* Stated goal
Identify each line containing the word "latest" and copy it.

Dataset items
------------

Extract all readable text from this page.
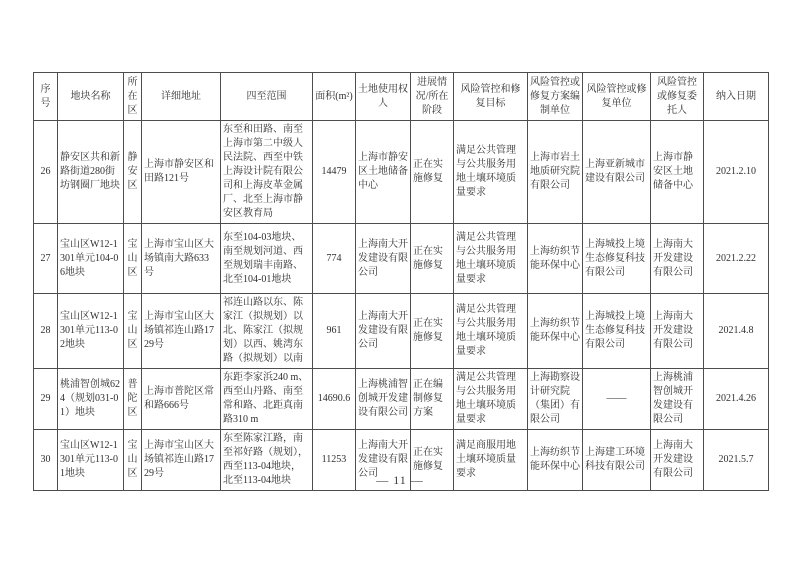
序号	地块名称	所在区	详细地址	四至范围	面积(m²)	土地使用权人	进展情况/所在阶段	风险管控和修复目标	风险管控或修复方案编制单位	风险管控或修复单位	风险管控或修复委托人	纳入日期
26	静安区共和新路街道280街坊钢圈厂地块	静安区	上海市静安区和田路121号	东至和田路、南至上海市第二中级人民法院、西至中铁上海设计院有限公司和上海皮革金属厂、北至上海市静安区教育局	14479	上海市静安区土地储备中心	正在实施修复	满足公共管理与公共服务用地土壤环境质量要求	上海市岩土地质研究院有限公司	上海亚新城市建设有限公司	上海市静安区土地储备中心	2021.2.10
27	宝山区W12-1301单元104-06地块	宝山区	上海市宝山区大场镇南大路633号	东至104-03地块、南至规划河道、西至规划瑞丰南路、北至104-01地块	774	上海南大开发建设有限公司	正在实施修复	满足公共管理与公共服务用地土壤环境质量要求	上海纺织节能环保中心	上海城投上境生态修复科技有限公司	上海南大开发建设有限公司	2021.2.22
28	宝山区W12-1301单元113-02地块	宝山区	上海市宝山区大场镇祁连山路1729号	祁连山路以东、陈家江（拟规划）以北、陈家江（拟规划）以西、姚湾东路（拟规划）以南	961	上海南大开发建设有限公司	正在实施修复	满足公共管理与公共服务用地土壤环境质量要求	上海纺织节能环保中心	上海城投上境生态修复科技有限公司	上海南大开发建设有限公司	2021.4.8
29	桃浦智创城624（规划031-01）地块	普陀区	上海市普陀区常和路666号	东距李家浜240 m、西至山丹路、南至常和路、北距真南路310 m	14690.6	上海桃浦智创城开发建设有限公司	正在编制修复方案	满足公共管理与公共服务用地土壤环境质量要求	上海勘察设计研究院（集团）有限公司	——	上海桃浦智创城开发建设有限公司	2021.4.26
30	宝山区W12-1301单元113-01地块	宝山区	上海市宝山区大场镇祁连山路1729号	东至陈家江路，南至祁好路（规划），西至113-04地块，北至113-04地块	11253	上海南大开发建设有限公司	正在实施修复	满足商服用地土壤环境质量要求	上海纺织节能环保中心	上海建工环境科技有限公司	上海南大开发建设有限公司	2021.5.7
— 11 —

------------

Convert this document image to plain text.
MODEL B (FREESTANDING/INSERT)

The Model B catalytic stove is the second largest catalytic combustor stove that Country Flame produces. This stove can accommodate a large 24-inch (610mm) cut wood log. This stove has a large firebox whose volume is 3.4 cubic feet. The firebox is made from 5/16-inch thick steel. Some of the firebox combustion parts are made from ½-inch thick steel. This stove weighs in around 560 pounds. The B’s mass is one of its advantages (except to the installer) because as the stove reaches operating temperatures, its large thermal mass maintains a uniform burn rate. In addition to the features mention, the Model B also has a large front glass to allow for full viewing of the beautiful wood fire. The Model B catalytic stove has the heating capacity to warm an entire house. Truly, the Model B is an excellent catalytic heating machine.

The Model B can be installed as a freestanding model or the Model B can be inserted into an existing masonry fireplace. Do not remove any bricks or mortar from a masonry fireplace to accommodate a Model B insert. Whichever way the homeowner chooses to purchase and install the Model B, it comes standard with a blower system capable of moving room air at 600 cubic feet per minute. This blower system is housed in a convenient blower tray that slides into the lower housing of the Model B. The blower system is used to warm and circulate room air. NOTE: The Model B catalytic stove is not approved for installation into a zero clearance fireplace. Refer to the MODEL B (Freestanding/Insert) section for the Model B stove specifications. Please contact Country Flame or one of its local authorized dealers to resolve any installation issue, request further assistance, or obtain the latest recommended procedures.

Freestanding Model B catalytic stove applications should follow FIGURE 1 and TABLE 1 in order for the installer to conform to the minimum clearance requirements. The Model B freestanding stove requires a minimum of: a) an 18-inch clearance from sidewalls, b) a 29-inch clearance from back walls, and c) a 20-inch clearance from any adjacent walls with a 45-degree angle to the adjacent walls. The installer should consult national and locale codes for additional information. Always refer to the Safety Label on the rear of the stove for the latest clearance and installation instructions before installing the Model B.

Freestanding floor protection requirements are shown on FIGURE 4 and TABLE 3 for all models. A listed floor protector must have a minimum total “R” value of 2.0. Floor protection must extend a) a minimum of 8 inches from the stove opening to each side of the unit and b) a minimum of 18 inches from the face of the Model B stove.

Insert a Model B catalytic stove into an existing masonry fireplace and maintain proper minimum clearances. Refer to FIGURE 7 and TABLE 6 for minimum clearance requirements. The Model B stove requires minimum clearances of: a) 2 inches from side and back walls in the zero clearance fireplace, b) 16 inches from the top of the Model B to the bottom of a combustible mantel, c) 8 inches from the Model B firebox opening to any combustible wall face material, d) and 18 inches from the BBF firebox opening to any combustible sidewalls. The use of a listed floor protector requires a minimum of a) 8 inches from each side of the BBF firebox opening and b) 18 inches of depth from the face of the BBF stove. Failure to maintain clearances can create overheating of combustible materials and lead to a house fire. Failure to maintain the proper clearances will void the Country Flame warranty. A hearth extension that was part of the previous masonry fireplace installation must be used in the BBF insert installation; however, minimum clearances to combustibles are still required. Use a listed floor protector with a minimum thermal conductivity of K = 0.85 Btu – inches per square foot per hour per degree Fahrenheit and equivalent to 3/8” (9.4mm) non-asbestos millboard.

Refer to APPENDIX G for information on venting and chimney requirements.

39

------------

* Output for this task
The Model B can be installed as a freestanding model or the Model B can be inserted into an existing masonry fireplace. Do not remove any bricks or mortar from a masonry fireplace to accommodate a Model B insert. Whichever way the homeowner chooses to purchase and install the Model B, it comes standard with a blower system capable of moving room air at 600 cubic feet per minute. This blower system is housed in a convenient blower tray that slides into the lower housing of the Model B. The blower system is used to warm and circulate room air. NOTE: The Model B catalytic stove is not approved for installation into a zero clearance fireplace. Refer to the MODEL B (Freestanding/Insert) section for the Model B stove specifications. Please contact Country Flame or one of its local authorized dealers to resolve any installation issue, request further assistance, or obtain the latest recommended procedures.
Freestanding Model B catalytic stove applications should follow FIGURE 1 and TABLE 1 in order for the installer to conform to the minimum clearance requirements. The Model B freestanding stove requires a minimum of: a) an 18-inch clearance from sidewalls, b) a 29-inch clearance from back walls, and c) a 20-inch clearance from any adjacent walls with a 45-degree angle to the adjacent walls. The installer should consult national and locale codes for additional information. Always refer to the Safety Label on the rear of the stove for the latest clearance and installation instructions before installing the Model B.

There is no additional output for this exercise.